**Aim**: Separate out the lines that hold "standard".

[BEGIN Working data]

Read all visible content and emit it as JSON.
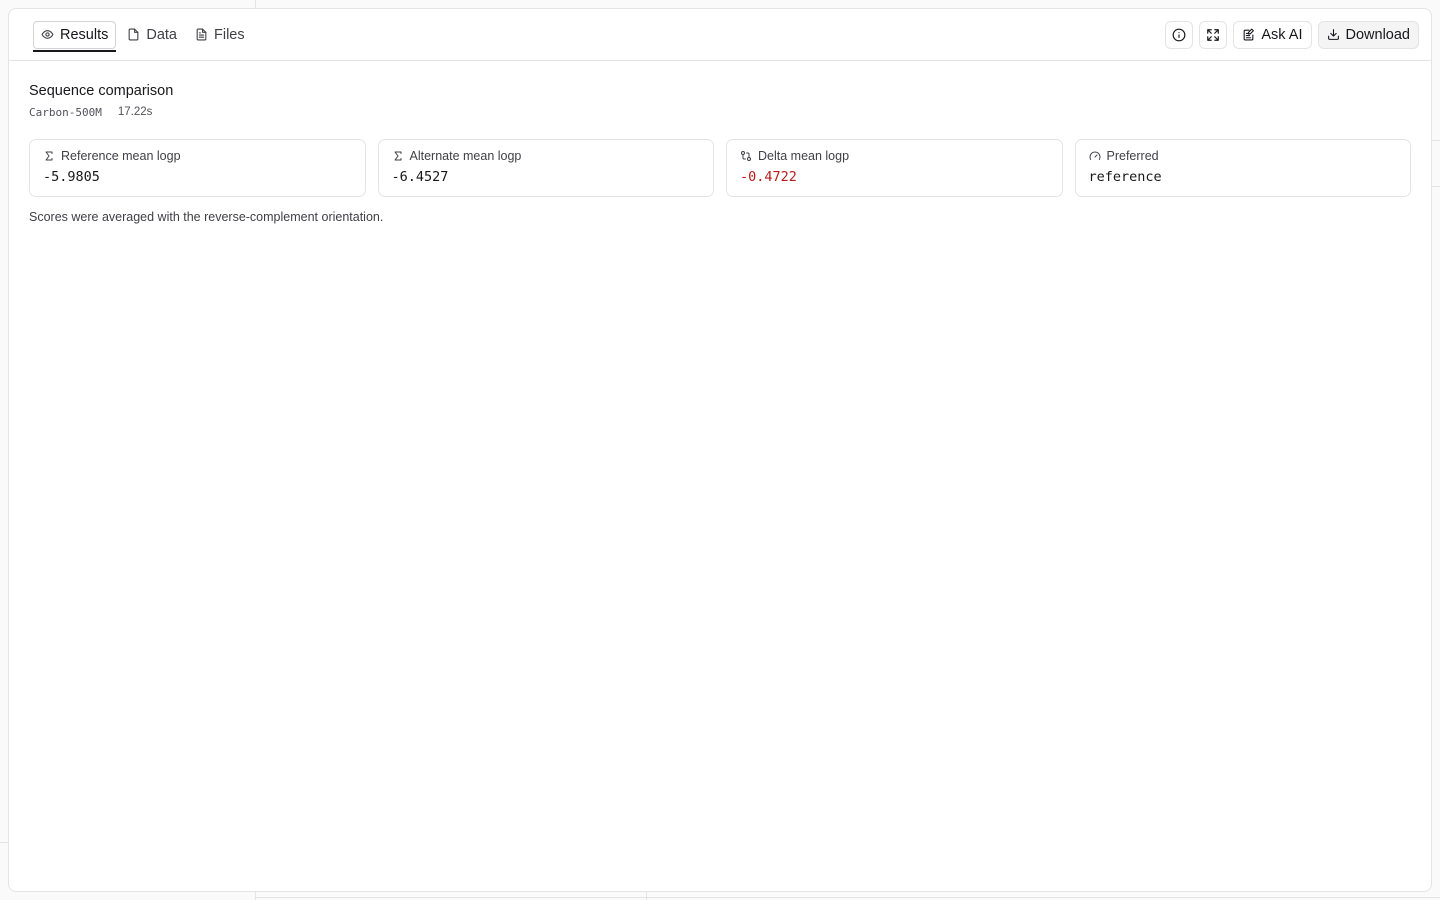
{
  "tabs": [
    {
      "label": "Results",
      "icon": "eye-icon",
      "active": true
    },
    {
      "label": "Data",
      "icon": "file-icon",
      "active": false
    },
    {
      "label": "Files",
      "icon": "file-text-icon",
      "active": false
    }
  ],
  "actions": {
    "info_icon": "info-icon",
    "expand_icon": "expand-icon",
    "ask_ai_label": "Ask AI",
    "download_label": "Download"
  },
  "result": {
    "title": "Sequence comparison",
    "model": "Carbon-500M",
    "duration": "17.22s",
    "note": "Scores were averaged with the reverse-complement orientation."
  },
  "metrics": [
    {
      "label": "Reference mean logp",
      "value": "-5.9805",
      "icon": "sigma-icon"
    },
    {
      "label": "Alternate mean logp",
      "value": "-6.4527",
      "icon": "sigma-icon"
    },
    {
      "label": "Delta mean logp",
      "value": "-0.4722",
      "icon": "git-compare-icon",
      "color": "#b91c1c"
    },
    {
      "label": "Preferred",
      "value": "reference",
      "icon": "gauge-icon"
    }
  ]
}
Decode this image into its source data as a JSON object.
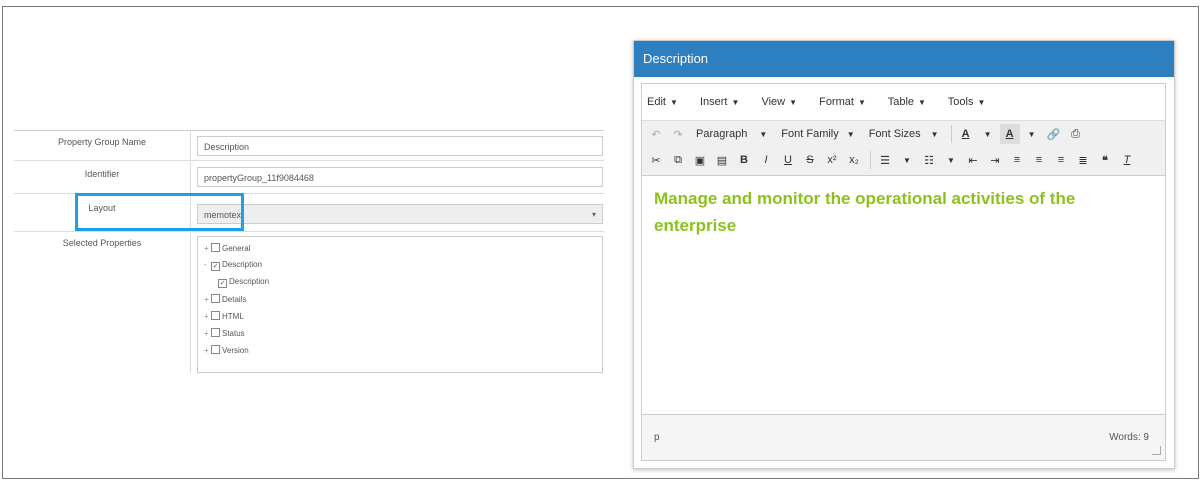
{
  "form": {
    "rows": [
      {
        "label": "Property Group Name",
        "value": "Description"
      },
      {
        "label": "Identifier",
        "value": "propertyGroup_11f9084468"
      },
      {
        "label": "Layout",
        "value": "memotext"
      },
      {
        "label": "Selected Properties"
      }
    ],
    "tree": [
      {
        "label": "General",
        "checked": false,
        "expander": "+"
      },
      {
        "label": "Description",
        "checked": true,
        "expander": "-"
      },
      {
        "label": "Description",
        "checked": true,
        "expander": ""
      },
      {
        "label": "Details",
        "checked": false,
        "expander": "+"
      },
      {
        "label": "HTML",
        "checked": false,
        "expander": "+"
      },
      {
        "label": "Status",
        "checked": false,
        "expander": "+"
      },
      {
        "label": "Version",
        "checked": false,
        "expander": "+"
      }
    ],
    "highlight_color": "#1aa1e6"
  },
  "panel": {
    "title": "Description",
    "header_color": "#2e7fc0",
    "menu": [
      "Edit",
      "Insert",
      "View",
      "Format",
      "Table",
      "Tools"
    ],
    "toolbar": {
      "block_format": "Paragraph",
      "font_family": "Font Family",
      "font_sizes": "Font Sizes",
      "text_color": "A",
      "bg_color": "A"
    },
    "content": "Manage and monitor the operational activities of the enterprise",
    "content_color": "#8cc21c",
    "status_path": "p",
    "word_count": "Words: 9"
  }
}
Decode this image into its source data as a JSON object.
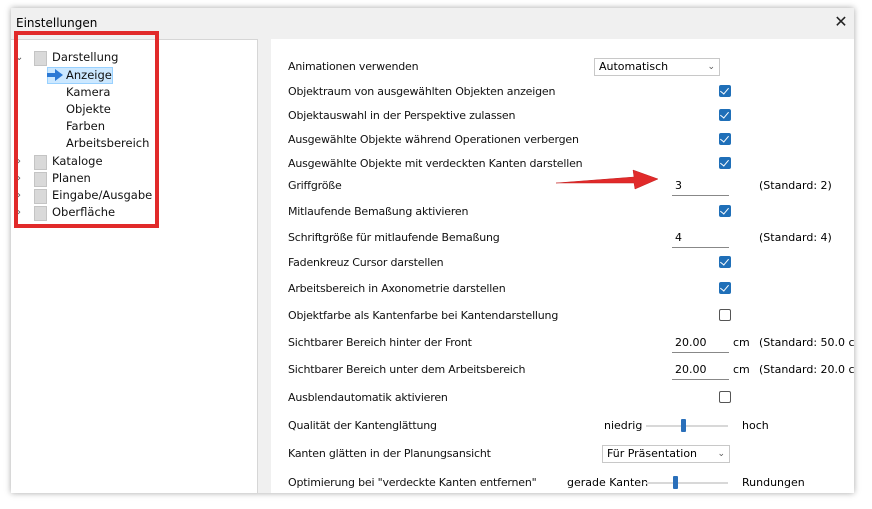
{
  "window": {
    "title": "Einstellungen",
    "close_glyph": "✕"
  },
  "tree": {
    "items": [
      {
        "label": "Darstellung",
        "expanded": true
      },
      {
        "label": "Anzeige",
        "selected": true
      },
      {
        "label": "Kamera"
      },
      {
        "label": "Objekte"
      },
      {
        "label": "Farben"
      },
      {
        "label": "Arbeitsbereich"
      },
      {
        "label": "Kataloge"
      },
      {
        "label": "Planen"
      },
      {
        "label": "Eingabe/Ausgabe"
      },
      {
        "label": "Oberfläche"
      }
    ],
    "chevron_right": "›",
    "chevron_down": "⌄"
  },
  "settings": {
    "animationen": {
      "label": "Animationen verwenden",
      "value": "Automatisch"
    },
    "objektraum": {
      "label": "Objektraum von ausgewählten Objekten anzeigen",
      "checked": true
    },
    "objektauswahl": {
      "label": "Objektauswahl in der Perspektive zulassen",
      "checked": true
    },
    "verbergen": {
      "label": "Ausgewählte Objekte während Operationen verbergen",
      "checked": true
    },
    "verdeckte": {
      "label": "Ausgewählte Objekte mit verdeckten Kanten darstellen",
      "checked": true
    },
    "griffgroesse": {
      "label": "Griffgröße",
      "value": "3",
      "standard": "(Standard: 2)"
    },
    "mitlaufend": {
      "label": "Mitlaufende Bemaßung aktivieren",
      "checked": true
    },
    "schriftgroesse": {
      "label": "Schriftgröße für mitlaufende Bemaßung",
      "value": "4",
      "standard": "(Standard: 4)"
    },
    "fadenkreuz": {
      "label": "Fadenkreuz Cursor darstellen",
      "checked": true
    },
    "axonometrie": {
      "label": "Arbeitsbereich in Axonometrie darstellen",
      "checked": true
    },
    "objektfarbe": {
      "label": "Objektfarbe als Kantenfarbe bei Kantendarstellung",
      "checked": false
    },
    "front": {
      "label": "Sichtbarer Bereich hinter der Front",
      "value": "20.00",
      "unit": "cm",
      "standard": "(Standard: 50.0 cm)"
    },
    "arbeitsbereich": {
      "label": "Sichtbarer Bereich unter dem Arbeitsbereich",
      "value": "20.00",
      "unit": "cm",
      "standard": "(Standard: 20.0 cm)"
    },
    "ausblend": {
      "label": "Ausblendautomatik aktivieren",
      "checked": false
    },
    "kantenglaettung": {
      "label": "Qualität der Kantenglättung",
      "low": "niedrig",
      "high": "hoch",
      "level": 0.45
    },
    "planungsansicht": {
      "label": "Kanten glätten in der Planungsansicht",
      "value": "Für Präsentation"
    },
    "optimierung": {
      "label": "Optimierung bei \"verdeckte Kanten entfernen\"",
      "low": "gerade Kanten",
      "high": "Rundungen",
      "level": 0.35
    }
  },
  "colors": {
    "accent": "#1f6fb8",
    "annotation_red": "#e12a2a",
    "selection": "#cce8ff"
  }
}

[END Working data]

**Response for this exercise**:
      "standard": "(Standard: 2)"
      "standard": "(Standard: 4)"
      "standard": "(Standard: 50.0 cm)"
      "standard": "(Standard: 20.0 cm)"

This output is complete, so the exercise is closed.